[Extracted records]
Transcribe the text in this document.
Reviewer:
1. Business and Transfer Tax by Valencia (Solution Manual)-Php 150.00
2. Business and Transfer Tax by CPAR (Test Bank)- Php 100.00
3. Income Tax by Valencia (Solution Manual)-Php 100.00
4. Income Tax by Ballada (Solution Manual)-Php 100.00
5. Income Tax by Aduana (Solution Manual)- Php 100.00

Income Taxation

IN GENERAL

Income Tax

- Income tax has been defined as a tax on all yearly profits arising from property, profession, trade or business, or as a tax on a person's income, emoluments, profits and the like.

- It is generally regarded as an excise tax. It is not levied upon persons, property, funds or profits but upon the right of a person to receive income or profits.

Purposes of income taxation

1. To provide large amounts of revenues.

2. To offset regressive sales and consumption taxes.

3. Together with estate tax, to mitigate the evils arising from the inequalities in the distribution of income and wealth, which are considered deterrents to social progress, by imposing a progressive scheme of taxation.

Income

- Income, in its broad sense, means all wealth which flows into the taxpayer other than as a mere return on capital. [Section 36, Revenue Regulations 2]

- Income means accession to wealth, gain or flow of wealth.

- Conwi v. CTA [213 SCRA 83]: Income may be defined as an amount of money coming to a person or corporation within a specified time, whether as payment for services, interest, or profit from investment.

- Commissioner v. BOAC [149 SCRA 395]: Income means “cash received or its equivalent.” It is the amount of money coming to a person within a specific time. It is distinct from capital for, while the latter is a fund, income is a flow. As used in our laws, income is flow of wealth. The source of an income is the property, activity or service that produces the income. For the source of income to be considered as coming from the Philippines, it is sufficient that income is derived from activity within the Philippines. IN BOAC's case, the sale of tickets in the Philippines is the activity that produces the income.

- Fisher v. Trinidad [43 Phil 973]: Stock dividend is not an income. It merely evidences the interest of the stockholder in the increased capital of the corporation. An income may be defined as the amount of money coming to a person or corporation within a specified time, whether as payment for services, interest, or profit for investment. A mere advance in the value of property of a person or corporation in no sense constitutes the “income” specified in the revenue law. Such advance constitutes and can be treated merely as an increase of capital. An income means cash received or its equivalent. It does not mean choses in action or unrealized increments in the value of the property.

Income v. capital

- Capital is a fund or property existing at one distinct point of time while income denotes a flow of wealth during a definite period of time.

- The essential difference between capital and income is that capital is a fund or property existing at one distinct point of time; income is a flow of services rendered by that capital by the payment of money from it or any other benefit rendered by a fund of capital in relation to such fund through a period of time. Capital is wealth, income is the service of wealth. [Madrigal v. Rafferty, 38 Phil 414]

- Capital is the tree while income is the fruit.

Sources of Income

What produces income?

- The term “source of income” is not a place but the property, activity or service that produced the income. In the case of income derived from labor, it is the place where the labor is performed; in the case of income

▸ **INSTRUCTIONS TO FOLLOW**
The records above are to be copied in full, exactly as written.

▸ **SOLUTION FOR THIS PROBLEM**
Transcribe the text in this document.
Reviewer:
1. Business and Transfer Tax by Valencia (Solution Manual)-Php 150.00
2. Business and Transfer Tax by CPAR (Test Bank)- Php 100.00
3. Income Tax by Valencia (Solution Manual)-Php 100.00
4. Income Tax by Ballada (Solution Manual)-Php 100.00
5. Income Tax by Aduana (Solution Manual)- Php 100.00

Income Taxation

IN GENERAL

Income Tax

- Income tax has been defined as a tax on all yearly profits arising from property, profession, trade or business, or as a tax on a person's income, emoluments, profits and the like.

- It is generally regarded as an excise tax. It is not levied upon persons, property, funds or profits but upon the right of a person to receive income or profits.

Purposes of income taxation

1. To provide large amounts of revenues.

2. To offset regressive sales and consumption taxes.

3. Together with estate tax, to mitigate the evils arising from the inequalities in the distribution of income and wealth, which are considered deterrents to social progress, by imposing a progressive scheme of taxation.

Income

- Income, in its broad sense, means all wealth which flows into the taxpayer other than as a mere return on capital. [Section 36, Revenue Regulations 2]

- Income means accession to wealth, gain or flow of wealth.

- Conwi v. CTA [213 SCRA 83]: Income may be defined as an amount of money coming to a person or corporation within a specified time, whether as payment for services, interest, or profit from investment.

- Commissioner v. BOAC [149 SCRA 395]: Income means “cash received or its equivalent.” It is the amount of money coming to a person within a specific time. It is distinct from capital for, while the latter is a fund, income is a flow. As used in our laws, income is flow of wealth. The source of an income is the property, activity or service that produces the income. For the source of income to be considered as coming from the Philippines, it is sufficient that income is derived from activity within the Philippines. IN BOAC's case, the sale of tickets in the Philippines is the activity that produces the income.

- Fisher v. Trinidad [43 Phil 973]: Stock dividend is not an income. It merely evidences the interest of the stockholder in the increased capital of the corporation. An income may be defined as the amount of money coming to a person or corporation within a specified time, whether as payment for services, interest, or profit for investment. A mere advance in the value of property of a person or corporation in no sense constitutes the “income” specified in the revenue law. Such advance constitutes and can be treated merely as an increase of capital. An income means cash received or its equivalent. It does not mean choses in action or unrealized increments in the value of the property.

Income v. capital

- Capital is a fund or property existing at one distinct point of time while income denotes a flow of wealth during a definite period of time.

- The essential difference between capital and income is that capital is a fund or property existing at one distinct point of time; income is a flow of services rendered by that capital by the payment of money from it or any other benefit rendered by a fund of capital in relation to such fund through a period of time. Capital is wealth, income is the service of wealth. [Madrigal v. Rafferty, 38 Phil 414]

- Capital is the tree while income is the fruit.

Sources of Income

What produces income?

- The term “source of income” is not a place but the property, activity or service that produced the income. In the case of income derived from labor, it is the place where the labor is performed; in the case of income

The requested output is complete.